WHAT TO WORK ON.
Which lines contain the word "selger"? Return each of them as written.

(Stored data entries)
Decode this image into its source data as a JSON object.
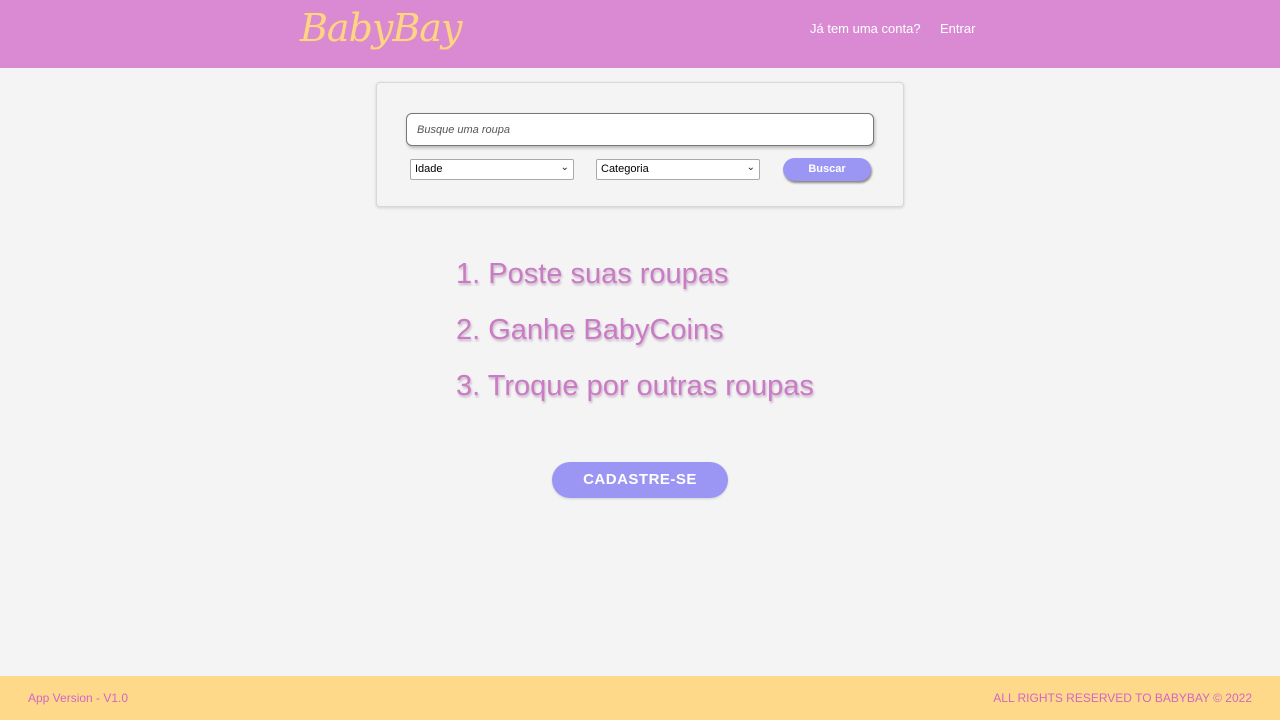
{
  "header": {
    "logo_text": "BabyBay",
    "question_text": "Já tem uma conta?",
    "login_link": "Entrar"
  },
  "search": {
    "placeholder": "Busque uma roupa",
    "age_select": {
      "selected": "Idade"
    },
    "category_select": {
      "selected": "Categoria"
    },
    "button_label": "Buscar"
  },
  "steps": [
    "1. Poste suas roupas",
    "2. Ganhe BabyCoins",
    "3. Troque por outras roupas"
  ],
  "cta": {
    "label": "CADASTRE-SE"
  },
  "footer": {
    "version": "App Version - V1.0",
    "rights": "ALL RIGHTS RESERVED TO BABYBAY © 2022"
  },
  "colors": {
    "header_bg": "#da8ad3",
    "logo": "#ffd38a",
    "accent_button": "#9b95f4",
    "steps_text": "#c97cc3",
    "footer_bg": "#ffd98a",
    "footer_text": "#d266c4"
  }
}
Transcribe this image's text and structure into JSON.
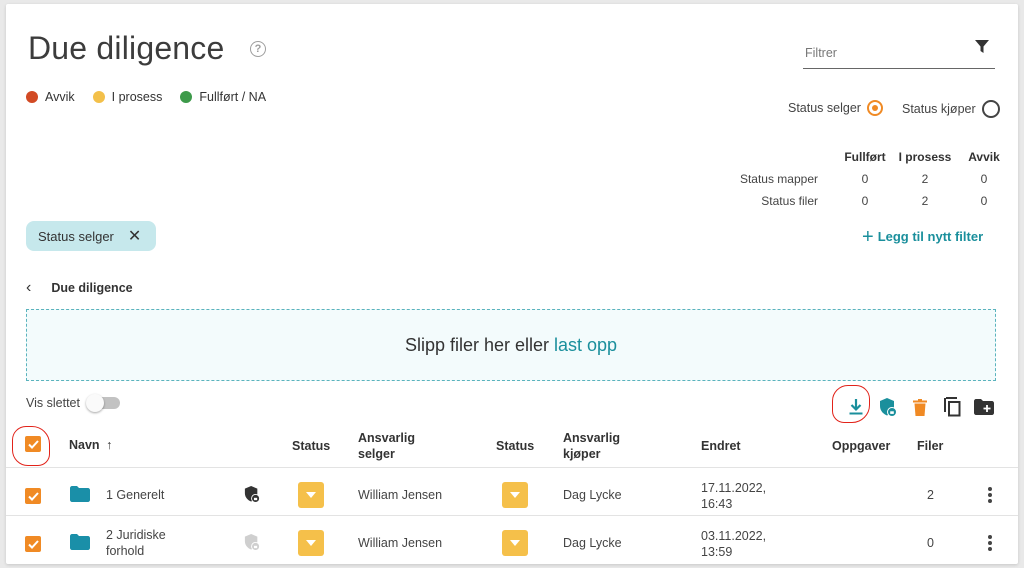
{
  "page": {
    "title": "Due diligence",
    "legend": [
      {
        "label": "Avvik",
        "color": "#d24a24"
      },
      {
        "label": "I prosess",
        "color": "#f3c04a"
      },
      {
        "label": "Fullført / NA",
        "color": "#3d9a4a"
      }
    ]
  },
  "filter": {
    "placeholder": "Filtrer"
  },
  "status_toggle": {
    "seller_label": "Status selger",
    "buyer_label": "Status kjøper",
    "selected": "Status selger"
  },
  "stats": {
    "headers": [
      "Fullført",
      "I prosess",
      "Avvik"
    ],
    "rows": [
      {
        "label": "Status mapper",
        "values": [
          "0",
          "2",
          "0"
        ]
      },
      {
        "label": "Status filer",
        "values": [
          "0",
          "2",
          "0"
        ]
      }
    ]
  },
  "active_filter_chip": {
    "label": "Status selger"
  },
  "add_filter": {
    "label": "Legg til nytt filter"
  },
  "breadcrumb": {
    "label": "Due diligence"
  },
  "dropzone": {
    "text": "Slipp filer her eller",
    "link": "last opp"
  },
  "show_deleted": {
    "label": "Vis slettet",
    "on": false
  },
  "toolbar": {
    "icons": [
      "download-icon",
      "shield-lock-icon",
      "trash-icon",
      "copy-icon",
      "folder-plus-icon"
    ]
  },
  "table": {
    "headers": {
      "name": "Navn",
      "status_seller": "Status",
      "responsible_seller_1": "Ansvarlig",
      "responsible_seller_2": "selger",
      "status_buyer": "Status",
      "responsible_buyer_1": "Ansvarlig",
      "responsible_buyer_2": "kjøper",
      "changed": "Endret",
      "tasks": "Oppgaver",
      "files": "Filer"
    },
    "rows": [
      {
        "name_1": "1 Generelt",
        "name_2": "",
        "seller": "William Jensen",
        "buyer": "Dag Lycke",
        "changed_date": "17.11.2022,",
        "changed_time": "16:43",
        "tasks": "",
        "files": "2",
        "checked": true,
        "locked": true
      },
      {
        "name_1": "2 Juridiske",
        "name_2": "forhold",
        "seller": "William Jensen",
        "buyer": "Dag Lycke",
        "changed_date": "03.11.2022,",
        "changed_time": "13:59",
        "tasks": "",
        "files": "0",
        "checked": true,
        "locked": false
      }
    ]
  },
  "colors": {
    "accent_orange": "#f08a24",
    "teal": "#1a8f9c",
    "status_yellow": "#f5c04a"
  }
}
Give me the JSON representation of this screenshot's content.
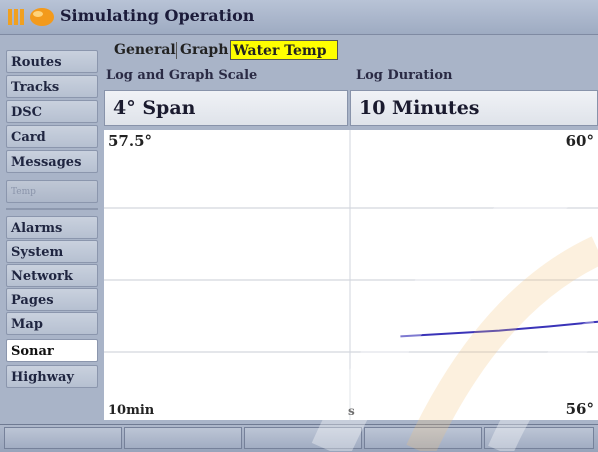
{
  "window": {
    "title": "Simulating Operation",
    "icon": "garmin-flag-icon"
  },
  "sidebar": {
    "items": [
      {
        "label": "Routes",
        "selected": false
      },
      {
        "label": "Tracks",
        "selected": false
      },
      {
        "label": "DSC",
        "selected": false
      },
      {
        "label": "Card",
        "selected": false
      },
      {
        "label": "Messages",
        "selected": false
      },
      {
        "label": "Temp",
        "selected": false,
        "disabled": true
      },
      {
        "label": "Alarms",
        "selected": false
      },
      {
        "label": "System",
        "selected": false
      },
      {
        "label": "Network",
        "selected": false
      },
      {
        "label": "Pages",
        "selected": false
      },
      {
        "label": "Map",
        "selected": false
      },
      {
        "label": "Sonar",
        "selected": true
      },
      {
        "label": "Highway",
        "selected": false
      }
    ]
  },
  "tabs": [
    {
      "label": "General",
      "active": false
    },
    {
      "label": "Graph",
      "active": false
    },
    {
      "label": "Water Temp",
      "active": true
    }
  ],
  "settings": {
    "scale_header": "Log and Graph Scale",
    "scale_value": "4° Span",
    "duration_header": "Log Duration",
    "duration_value": "10 Minutes"
  },
  "graph": {
    "current_temp": "57.5°",
    "y_max_label": "60°",
    "y_min_label": "56°",
    "x_left_label": "10min",
    "x_mid_label": "s",
    "y_min": 56,
    "y_max": 60,
    "line_color": "#3a33b8",
    "series": [
      {
        "t": 0.6,
        "temp": 56.95
      },
      {
        "t": 0.7,
        "temp": 57.0
      },
      {
        "t": 0.8,
        "temp": 57.05
      },
      {
        "t": 0.9,
        "temp": 57.12
      },
      {
        "t": 1.0,
        "temp": 57.2
      }
    ]
  },
  "colors": {
    "accent": "#ffff00",
    "background": "#a9b4c8"
  }
}
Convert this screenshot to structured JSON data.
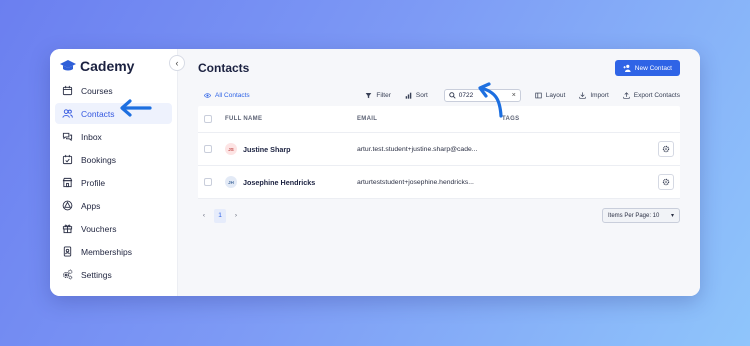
{
  "app": {
    "brand": "Cademy",
    "collapse_icon": "chevron-left-icon"
  },
  "sidebar": {
    "items": [
      {
        "label": "Courses",
        "icon": "calendar-icon",
        "active": false
      },
      {
        "label": "Contacts",
        "icon": "users-icon",
        "active": true
      },
      {
        "label": "Inbox",
        "icon": "chat-icon",
        "active": false
      },
      {
        "label": "Bookings",
        "icon": "calendar-check-icon",
        "active": false
      },
      {
        "label": "Profile",
        "icon": "storefront-icon",
        "active": false
      },
      {
        "label": "Apps",
        "icon": "apps-icon",
        "active": false
      },
      {
        "label": "Vouchers",
        "icon": "gift-icon",
        "active": false
      },
      {
        "label": "Memberships",
        "icon": "id-card-icon",
        "active": false
      },
      {
        "label": "Settings",
        "icon": "gears-icon",
        "active": false
      }
    ]
  },
  "main": {
    "title": "Contacts",
    "new_button": "New Contact",
    "toolbar": {
      "view_label": "All Contacts",
      "filter": "Filter",
      "sort": "Sort",
      "search_value": "0722",
      "clear": "×",
      "layout": "Layout",
      "import": "Import",
      "export": "Export Contacts"
    },
    "table": {
      "headers": {
        "name": "FULL NAME",
        "email": "EMAIL",
        "tags": "TAGS"
      },
      "rows": [
        {
          "initials": "JS",
          "name": "Justine Sharp",
          "email": "artur.test.student+justine.sharp@cade..."
        },
        {
          "initials": "JH",
          "name": "Josephine Hendricks",
          "email": "arturteststudent+josephine.hendricks..."
        }
      ]
    },
    "pagination": {
      "prev": "‹",
      "current": "1",
      "next": "›",
      "per_page": "Items Per Page: 10",
      "caret": "▾"
    }
  },
  "colors": {
    "accent": "#2f64e6",
    "annotation_arrow": "#1d6fe0"
  }
}
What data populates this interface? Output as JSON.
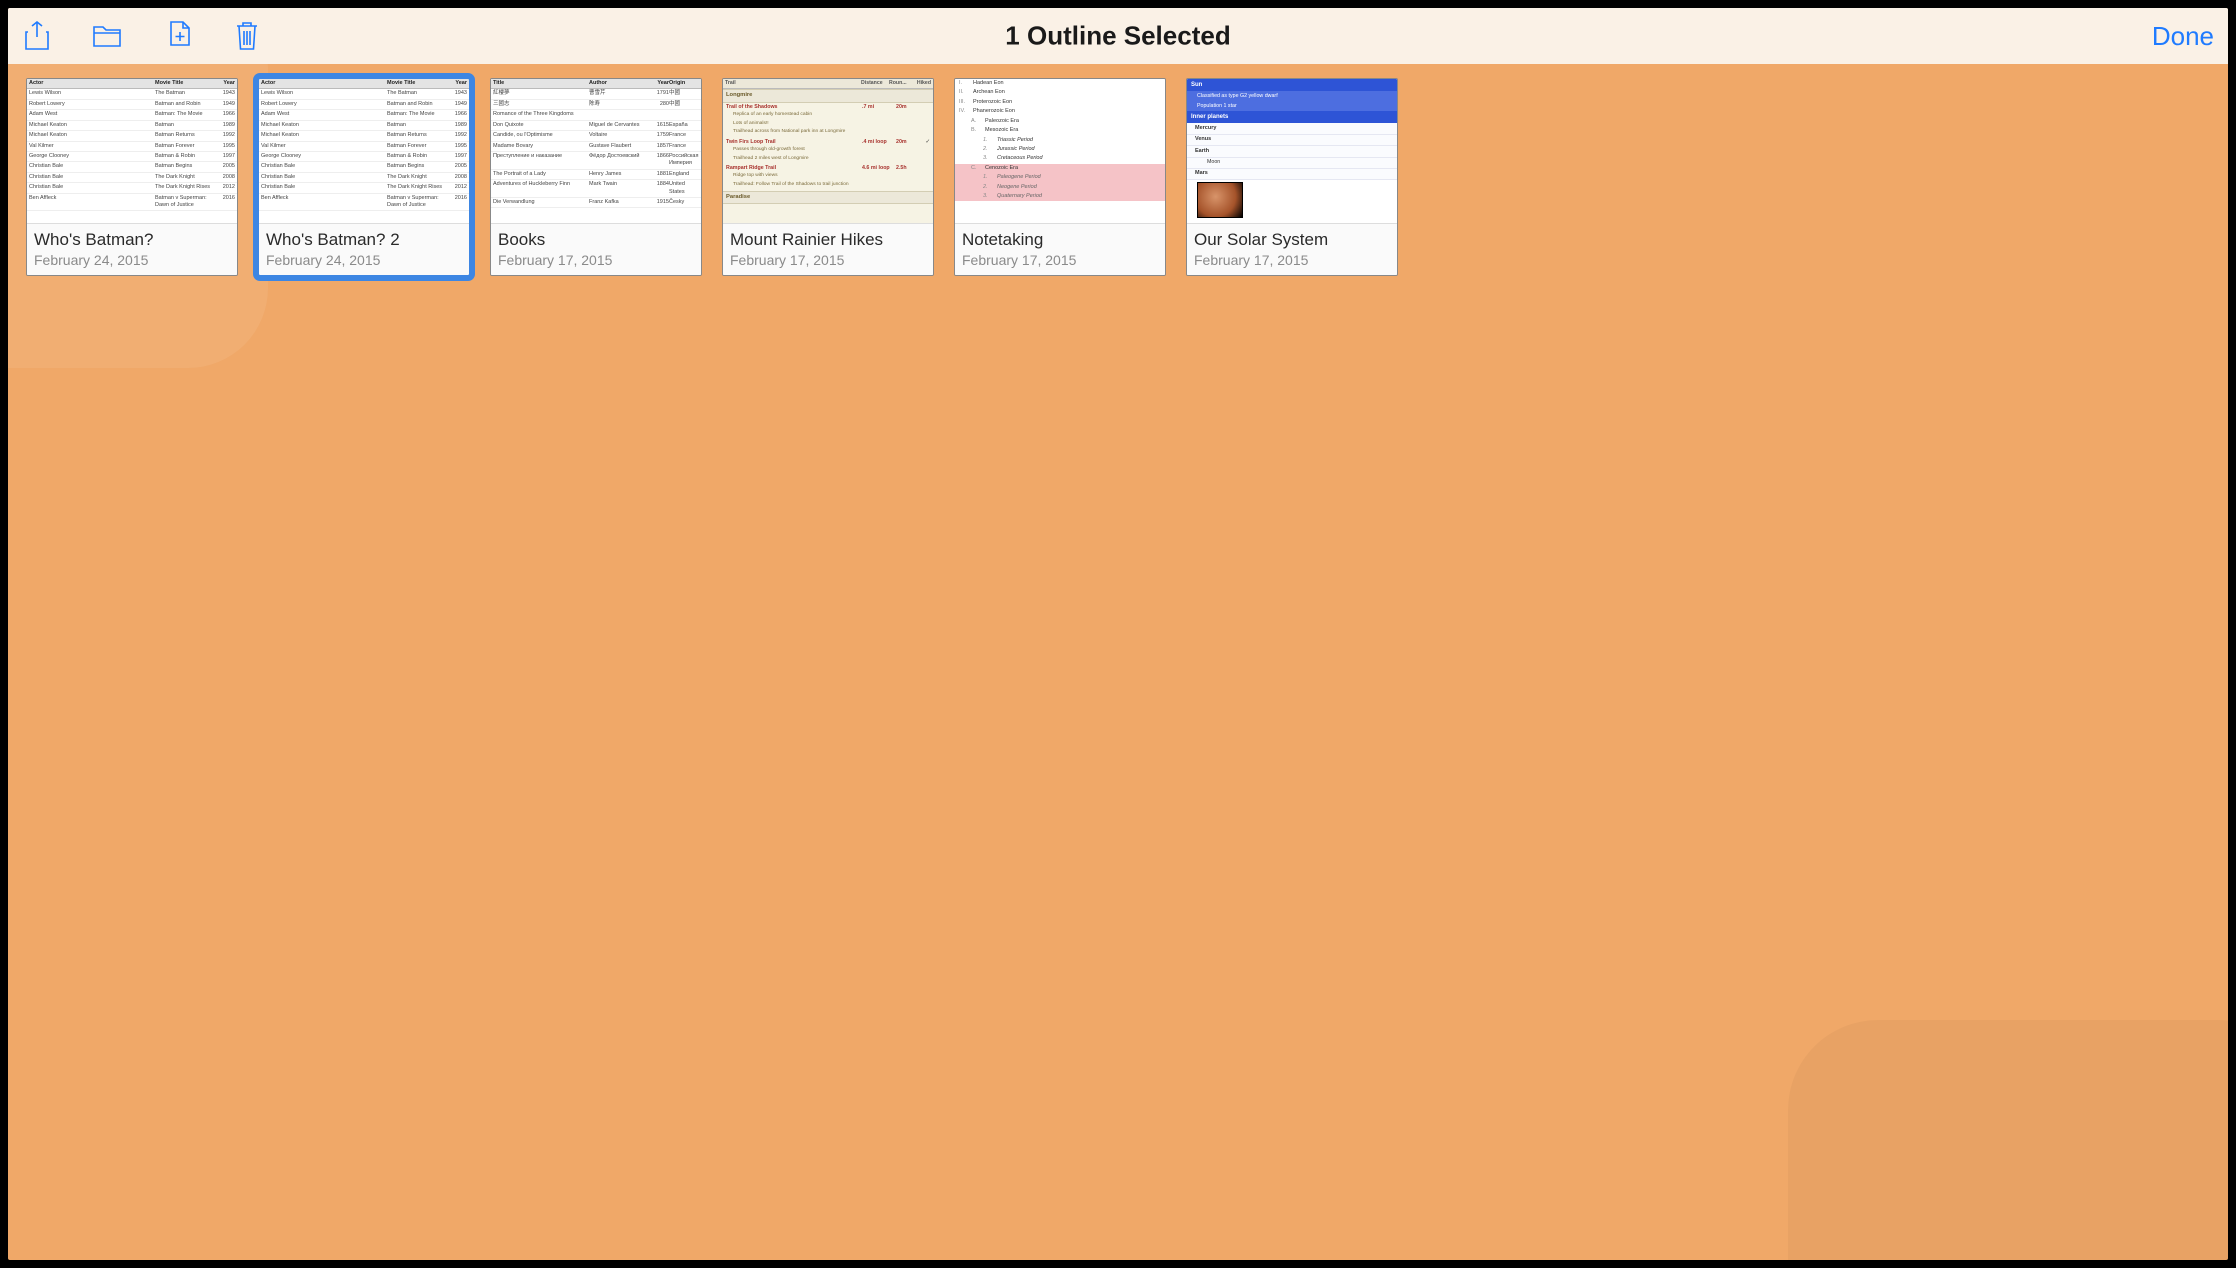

RIGHT ANSWER.
    "seller_label": "Status selger",
    "selected": "Status selger"
    "label": "Status selger"
      "responsible_seller_2": "selger",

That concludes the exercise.